* start *

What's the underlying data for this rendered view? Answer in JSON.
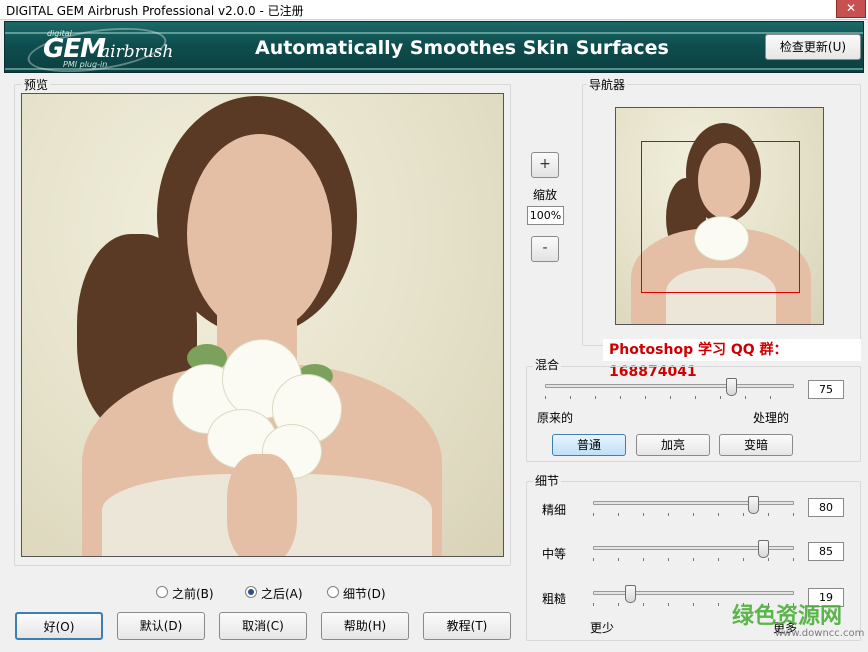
{
  "window": {
    "title": "DIGITAL GEM Airbrush Professional v2.0.0 - 已注册",
    "close_glyph": "✕"
  },
  "banner": {
    "logo_top": "digital",
    "logo_main": "GEM",
    "logo_sub": "airbrush",
    "logo_plugin": "PMI plug-in",
    "tagline": "Automatically Smoothes Skin Surfaces",
    "check_update_label": "检查更新(U)"
  },
  "preview": {
    "label": "预览"
  },
  "zoom": {
    "plus_label": "+",
    "label": "缩放",
    "value": "100%",
    "minus_label": "-"
  },
  "navigator": {
    "label": "导航器"
  },
  "watermark": {
    "qq_text": "Photoshop 学习 QQ 群：168874041",
    "site_text": "绿色资源网",
    "site_url": "www.downcc.com"
  },
  "blend": {
    "label": "混合",
    "value": "75",
    "value_fraction": 0.75,
    "left_label": "原来的",
    "right_label": "处理的",
    "modes": [
      {
        "label": "普通",
        "active": true
      },
      {
        "label": "加亮",
        "active": false
      },
      {
        "label": "变暗",
        "active": false
      }
    ]
  },
  "detail": {
    "label": "细节",
    "sliders": [
      {
        "label": "精细",
        "value": "80",
        "fraction": 0.8
      },
      {
        "label": "中等",
        "value": "85",
        "fraction": 0.85
      },
      {
        "label": "粗糙",
        "value": "19",
        "fraction": 0.19
      }
    ],
    "less_label": "更少",
    "more_label": "更多"
  },
  "view_options": [
    {
      "label": "之前(B)",
      "checked": false
    },
    {
      "label": "之后(A)",
      "checked": true
    },
    {
      "label": "细节(D)",
      "checked": false
    }
  ],
  "buttons": {
    "ok": "好(O)",
    "default": "默认(D)",
    "cancel": "取消(C)",
    "help": "帮助(H)",
    "tutorial": "教程(T)"
  }
}
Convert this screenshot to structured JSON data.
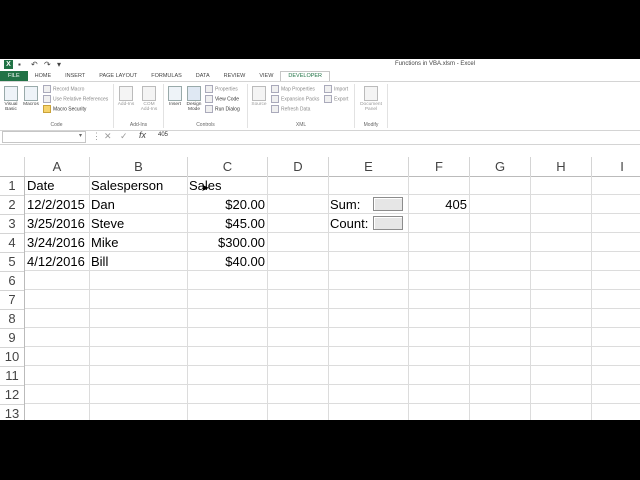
{
  "window": {
    "title": "Functions in VBA.xlsm - Excel"
  },
  "tabs": [
    "FILE",
    "HOME",
    "INSERT",
    "PAGE LAYOUT",
    "FORMULAS",
    "DATA",
    "REVIEW",
    "VIEW",
    "DEVELOPER"
  ],
  "active_tab": "DEVELOPER",
  "ribbon": {
    "code": {
      "label": "Code",
      "visual_basic": "Visual Basic",
      "macros": "Macros",
      "record_macro": "Record Macro",
      "use_relative": "Use Relative References",
      "macro_security": "Macro Security"
    },
    "addins": {
      "label": "Add-Ins",
      "addins_btn": "Add-Ins",
      "com_addins": "COM Add-Ins"
    },
    "controls": {
      "label": "Controls",
      "insert": "Insert",
      "design_mode": "Design Mode",
      "properties": "Properties",
      "view_code": "View Code",
      "run_dialog": "Run Dialog"
    },
    "xml": {
      "label": "XML",
      "source": "Source",
      "map_properties": "Map Properties",
      "expansion_packs": "Expansion Packs",
      "refresh_data": "Refresh Data",
      "import": "Import",
      "export": "Export"
    },
    "modify": {
      "label": "Modify",
      "document_panel": "Document Panel"
    }
  },
  "formula_bar": {
    "name_box": "",
    "fx": "fx",
    "value": "405"
  },
  "columns": [
    "A",
    "B",
    "C",
    "D",
    "E",
    "F",
    "G",
    "H",
    "I"
  ],
  "rows": [
    "1",
    "2",
    "3",
    "4",
    "5",
    "6",
    "7",
    "8",
    "9",
    "10",
    "11",
    "12",
    "13"
  ],
  "sheet": {
    "headers": {
      "A": "Date",
      "B": "Salesperson",
      "C": "Sales"
    },
    "data": [
      {
        "date": "12/2/2015",
        "person": "Dan",
        "sales": "$20.00"
      },
      {
        "date": "3/25/2016",
        "person": "Steve",
        "sales": "$45.00"
      },
      {
        "date": "3/24/2016",
        "person": "Mike",
        "sales": "$300.00"
      },
      {
        "date": "4/12/2016",
        "person": "Bill",
        "sales": "$40.00"
      }
    ],
    "sum_label": "Sum:",
    "count_label": "Count:",
    "sum_value": "405"
  },
  "colors": {
    "excel_green": "#217346",
    "gridline": "#dcdcdc"
  }
}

* end *

All the lines above are to be given again exactly as they read, with the pictures removed.

What's the underlying data for this rendered view? Answer in JSON.
{
  "window": {
    "title": "DIGITAL GEM Airbrush Professional v2.0.0 - 已注册",
    "close_glyph": "✕"
  },
  "banner": {
    "logo_top": "digital",
    "logo_main": "GEM",
    "logo_sub": "airbrush",
    "logo_plugin": "PMI plug-in",
    "tagline": "Automatically Smoothes Skin Surfaces",
    "check_update_label": "检查更新(U)"
  },
  "preview": {
    "label": "预览"
  },
  "zoom": {
    "plus_label": "+",
    "label": "缩放",
    "value": "100%",
    "minus_label": "-"
  },
  "navigator": {
    "label": "导航器"
  },
  "watermark": {
    "qq_text": "Photoshop 学习 QQ 群：168874041",
    "site_text": "绿色资源网",
    "site_url": "www.downcc.com"
  },
  "blend": {
    "label": "混合",
    "value": "75",
    "value_fraction": 0.75,
    "left_label": "原来的",
    "right_label": "处理的",
    "modes": [
      {
        "label": "普通",
        "active": true
      },
      {
        "label": "加亮",
        "active": false
      },
      {
        "label": "变暗",
        "active": false
      }
    ]
  },
  "detail": {
    "label": "细节",
    "sliders": [
      {
        "label": "精细",
        "value": "80",
        "fraction": 0.8
      },
      {
        "label": "中等",
        "value": "85",
        "fraction": 0.85
      },
      {
        "label": "粗糙",
        "value": "19",
        "fraction": 0.19
      }
    ],
    "less_label": "更少",
    "more_label": "更多"
  },
  "view_options": [
    {
      "label": "之前(B)",
      "checked": false
    },
    {
      "label": "之后(A)",
      "checked": true
    },
    {
      "label": "细节(D)",
      "checked": false
    }
  ],
  "buttons": {
    "ok": "好(O)",
    "default": "默认(D)",
    "cancel": "取消(C)",
    "help": "帮助(H)",
    "tutorial": "教程(T)"
  }
}
Convert this screenshot to structured JSON data.
{
  "window": {
    "title": "Functions in VBA.xlsm - Excel"
  },
  "tabs": [
    "FILE",
    "HOME",
    "INSERT",
    "PAGE LAYOUT",
    "FORMULAS",
    "DATA",
    "REVIEW",
    "VIEW",
    "DEVELOPER"
  ],
  "active_tab": "DEVELOPER",
  "ribbon": {
    "code": {
      "label": "Code",
      "visual_basic": "Visual Basic",
      "macros": "Macros",
      "record_macro": "Record Macro",
      "use_relative": "Use Relative References",
      "macro_security": "Macro Security"
    },
    "addins": {
      "label": "Add-Ins",
      "addins_btn": "Add-Ins",
      "com_addins": "COM Add-Ins"
    },
    "controls": {
      "label": "Controls",
      "insert": "Insert",
      "design_mode": "Design Mode",
      "properties": "Properties",
      "view_code": "View Code",
      "run_dialog": "Run Dialog"
    },
    "xml": {
      "label": "XML",
      "source": "Source",
      "map_properties": "Map Properties",
      "expansion_packs": "Expansion Packs",
      "refresh_data": "Refresh Data",
      "import": "Import",
      "export": "Export"
    },
    "modify": {
      "label": "Modify",
      "document_panel": "Document Panel"
    }
  },
  "formula_bar": {
    "name_box": "",
    "fx": "fx",
    "value": "405"
  },
  "columns": [
    "A",
    "B",
    "C",
    "D",
    "E",
    "F",
    "G",
    "H",
    "I"
  ],
  "rows": [
    "1",
    "2",
    "3",
    "4",
    "5",
    "6",
    "7",
    "8",
    "9",
    "10",
    "11",
    "12",
    "13"
  ],
  "sheet": {
    "headers": {
      "A": "Date",
      "B": "Salesperson",
      "C": "Sales"
    },
    "data": [
      {
        "date": "12/2/2015",
        "person": "Dan",
        "sales": "$20.00"
      },
      {
        "date": "3/25/2016",
        "person": "Steve",
        "sales": "$45.00"
      },
      {
        "date": "3/24/2016",
        "person": "Mike",
        "sales": "$300.00"
      },
      {
        "date": "4/12/2016",
        "person": "Bill",
        "sales": "$40.00"
      }
    ],
    "sum_label": "Sum:",
    "count_label": "Count:",
    "sum_value": "405"
  },
  "colors": {
    "excel_green": "#217346",
    "gridline": "#dcdcdc"
  }
}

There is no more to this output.